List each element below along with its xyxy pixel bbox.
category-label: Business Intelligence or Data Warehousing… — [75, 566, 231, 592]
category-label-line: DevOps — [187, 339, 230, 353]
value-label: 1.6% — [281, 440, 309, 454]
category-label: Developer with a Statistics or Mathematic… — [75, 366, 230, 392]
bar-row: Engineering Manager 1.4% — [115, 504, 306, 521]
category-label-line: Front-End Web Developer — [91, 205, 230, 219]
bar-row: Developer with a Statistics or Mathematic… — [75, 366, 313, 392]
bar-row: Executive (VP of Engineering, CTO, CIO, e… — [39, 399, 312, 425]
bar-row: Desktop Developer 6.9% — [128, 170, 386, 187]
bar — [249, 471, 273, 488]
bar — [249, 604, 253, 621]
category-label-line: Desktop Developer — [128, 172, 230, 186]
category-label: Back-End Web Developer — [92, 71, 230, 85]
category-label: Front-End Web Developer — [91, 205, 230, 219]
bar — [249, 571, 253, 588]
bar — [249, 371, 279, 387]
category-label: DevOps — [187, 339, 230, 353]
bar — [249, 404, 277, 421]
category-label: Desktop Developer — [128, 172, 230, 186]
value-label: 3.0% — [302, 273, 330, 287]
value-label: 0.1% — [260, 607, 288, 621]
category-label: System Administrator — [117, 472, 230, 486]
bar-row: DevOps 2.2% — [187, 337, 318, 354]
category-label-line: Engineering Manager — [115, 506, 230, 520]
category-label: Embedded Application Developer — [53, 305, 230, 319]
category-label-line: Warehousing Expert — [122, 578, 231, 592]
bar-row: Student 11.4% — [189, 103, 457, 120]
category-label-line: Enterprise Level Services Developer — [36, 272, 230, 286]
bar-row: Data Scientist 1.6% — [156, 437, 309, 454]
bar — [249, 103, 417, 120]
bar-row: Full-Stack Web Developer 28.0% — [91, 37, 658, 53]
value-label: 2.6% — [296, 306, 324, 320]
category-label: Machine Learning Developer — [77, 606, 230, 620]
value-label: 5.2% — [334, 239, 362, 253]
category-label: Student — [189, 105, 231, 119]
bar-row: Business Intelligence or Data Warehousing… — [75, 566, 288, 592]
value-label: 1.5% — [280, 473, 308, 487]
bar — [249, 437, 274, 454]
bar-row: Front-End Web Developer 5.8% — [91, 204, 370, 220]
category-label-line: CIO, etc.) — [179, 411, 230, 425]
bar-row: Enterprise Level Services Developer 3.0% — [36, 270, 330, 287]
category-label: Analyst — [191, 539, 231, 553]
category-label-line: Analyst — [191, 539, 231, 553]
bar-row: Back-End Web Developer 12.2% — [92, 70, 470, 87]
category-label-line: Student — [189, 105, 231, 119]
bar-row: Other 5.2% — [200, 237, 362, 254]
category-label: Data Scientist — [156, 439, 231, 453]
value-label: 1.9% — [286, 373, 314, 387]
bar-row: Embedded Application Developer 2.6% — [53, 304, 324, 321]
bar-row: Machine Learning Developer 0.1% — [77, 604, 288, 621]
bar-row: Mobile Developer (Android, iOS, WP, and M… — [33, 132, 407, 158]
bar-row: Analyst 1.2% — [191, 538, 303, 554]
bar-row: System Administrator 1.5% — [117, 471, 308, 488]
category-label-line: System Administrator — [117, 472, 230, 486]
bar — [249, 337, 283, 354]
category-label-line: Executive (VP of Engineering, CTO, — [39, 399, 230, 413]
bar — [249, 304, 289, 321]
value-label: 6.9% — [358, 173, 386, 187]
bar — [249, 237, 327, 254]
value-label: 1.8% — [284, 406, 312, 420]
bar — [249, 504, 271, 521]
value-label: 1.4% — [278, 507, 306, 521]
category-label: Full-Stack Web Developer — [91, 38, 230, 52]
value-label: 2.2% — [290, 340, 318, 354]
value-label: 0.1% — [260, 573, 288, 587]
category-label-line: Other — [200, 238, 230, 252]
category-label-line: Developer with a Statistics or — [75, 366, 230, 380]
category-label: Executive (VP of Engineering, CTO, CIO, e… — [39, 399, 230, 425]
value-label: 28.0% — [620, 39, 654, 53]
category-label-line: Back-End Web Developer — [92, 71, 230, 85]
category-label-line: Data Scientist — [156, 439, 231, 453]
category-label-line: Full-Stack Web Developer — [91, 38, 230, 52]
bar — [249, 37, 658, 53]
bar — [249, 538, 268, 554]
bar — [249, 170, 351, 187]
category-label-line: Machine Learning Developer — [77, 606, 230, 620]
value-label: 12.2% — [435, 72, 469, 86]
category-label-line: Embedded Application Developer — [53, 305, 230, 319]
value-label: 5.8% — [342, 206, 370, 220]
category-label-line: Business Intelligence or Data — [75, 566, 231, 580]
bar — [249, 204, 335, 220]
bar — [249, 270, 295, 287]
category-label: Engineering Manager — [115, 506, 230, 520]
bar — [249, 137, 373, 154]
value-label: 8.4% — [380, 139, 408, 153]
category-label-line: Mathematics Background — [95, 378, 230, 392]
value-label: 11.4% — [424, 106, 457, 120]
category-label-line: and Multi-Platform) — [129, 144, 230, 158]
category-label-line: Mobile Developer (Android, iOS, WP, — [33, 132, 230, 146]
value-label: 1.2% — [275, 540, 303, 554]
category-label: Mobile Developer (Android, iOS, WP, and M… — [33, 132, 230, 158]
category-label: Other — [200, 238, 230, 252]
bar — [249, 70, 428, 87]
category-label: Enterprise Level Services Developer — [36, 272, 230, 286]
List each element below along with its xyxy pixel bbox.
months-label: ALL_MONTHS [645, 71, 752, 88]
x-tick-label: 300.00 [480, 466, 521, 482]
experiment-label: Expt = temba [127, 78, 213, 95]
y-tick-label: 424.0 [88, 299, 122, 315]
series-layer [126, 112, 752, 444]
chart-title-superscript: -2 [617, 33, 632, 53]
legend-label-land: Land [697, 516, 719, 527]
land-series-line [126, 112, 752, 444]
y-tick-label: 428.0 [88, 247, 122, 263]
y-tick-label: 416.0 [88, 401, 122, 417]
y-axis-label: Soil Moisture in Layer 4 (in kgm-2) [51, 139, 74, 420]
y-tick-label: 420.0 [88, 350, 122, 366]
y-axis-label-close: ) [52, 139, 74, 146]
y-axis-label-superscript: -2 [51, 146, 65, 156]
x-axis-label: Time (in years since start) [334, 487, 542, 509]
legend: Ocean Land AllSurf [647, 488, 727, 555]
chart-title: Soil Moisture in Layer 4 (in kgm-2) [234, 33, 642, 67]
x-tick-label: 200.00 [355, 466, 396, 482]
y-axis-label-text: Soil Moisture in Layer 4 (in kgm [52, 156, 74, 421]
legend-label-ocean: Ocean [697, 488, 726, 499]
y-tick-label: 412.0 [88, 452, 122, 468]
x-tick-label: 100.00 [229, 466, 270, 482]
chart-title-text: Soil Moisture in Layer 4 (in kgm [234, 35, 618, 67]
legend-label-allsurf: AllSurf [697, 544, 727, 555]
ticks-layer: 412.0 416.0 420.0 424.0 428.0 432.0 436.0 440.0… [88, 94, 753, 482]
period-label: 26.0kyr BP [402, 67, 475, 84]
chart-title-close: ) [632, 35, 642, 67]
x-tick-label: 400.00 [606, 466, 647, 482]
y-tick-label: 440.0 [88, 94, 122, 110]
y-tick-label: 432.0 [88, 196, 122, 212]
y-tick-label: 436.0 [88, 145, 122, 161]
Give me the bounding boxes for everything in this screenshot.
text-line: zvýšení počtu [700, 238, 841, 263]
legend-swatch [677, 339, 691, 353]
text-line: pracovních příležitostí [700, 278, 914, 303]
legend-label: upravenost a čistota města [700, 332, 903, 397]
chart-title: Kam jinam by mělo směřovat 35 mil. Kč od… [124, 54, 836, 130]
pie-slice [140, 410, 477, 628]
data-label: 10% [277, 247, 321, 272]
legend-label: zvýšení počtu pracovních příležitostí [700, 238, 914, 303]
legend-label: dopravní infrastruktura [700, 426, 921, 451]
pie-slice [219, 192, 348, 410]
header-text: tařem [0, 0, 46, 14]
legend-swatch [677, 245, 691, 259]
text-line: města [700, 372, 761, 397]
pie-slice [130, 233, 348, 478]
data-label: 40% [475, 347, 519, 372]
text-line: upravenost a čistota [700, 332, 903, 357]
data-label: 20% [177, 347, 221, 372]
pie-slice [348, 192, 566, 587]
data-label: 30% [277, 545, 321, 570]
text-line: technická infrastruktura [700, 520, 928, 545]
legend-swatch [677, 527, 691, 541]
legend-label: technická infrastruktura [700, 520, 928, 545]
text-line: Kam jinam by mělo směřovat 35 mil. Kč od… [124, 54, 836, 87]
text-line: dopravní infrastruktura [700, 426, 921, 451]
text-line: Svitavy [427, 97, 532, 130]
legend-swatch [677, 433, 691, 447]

◆ Stated exercise
Update the material from its first line through the line that contains "category-label: Back-End Web", replacing "Desktop Developer" with "Desktop Engineer" and leaving everything else as it is.

◆ Answer to this problem
List each element below along with its xyxy pixel bbox.
category-label: Business Intelligence or Data Warehousing… — [75, 566, 231, 592]
category-label-line: DevOps — [187, 339, 230, 353]
value-label: 1.6% — [281, 440, 309, 454]
category-label: Developer with a Statistics or Mathematic… — [75, 366, 230, 392]
bar-row: Engineering Manager 1.4% — [115, 504, 306, 521]
category-label-line: Front-End Web Developer — [91, 205, 230, 219]
bar-row: Developer with a Statistics or Mathematic… — [75, 366, 313, 392]
bar-row: Executive (VP of Engineering, CTO, CIO, e… — [39, 399, 312, 425]
bar-row: Desktop Engineer 6.9% — [128, 170, 386, 187]
bar — [249, 471, 273, 488]
bar — [249, 604, 253, 621]
category-label-line: Desktop Engineer — [128, 172, 230, 186]
category-label: Back-End Web Developer — [92, 71, 230, 85]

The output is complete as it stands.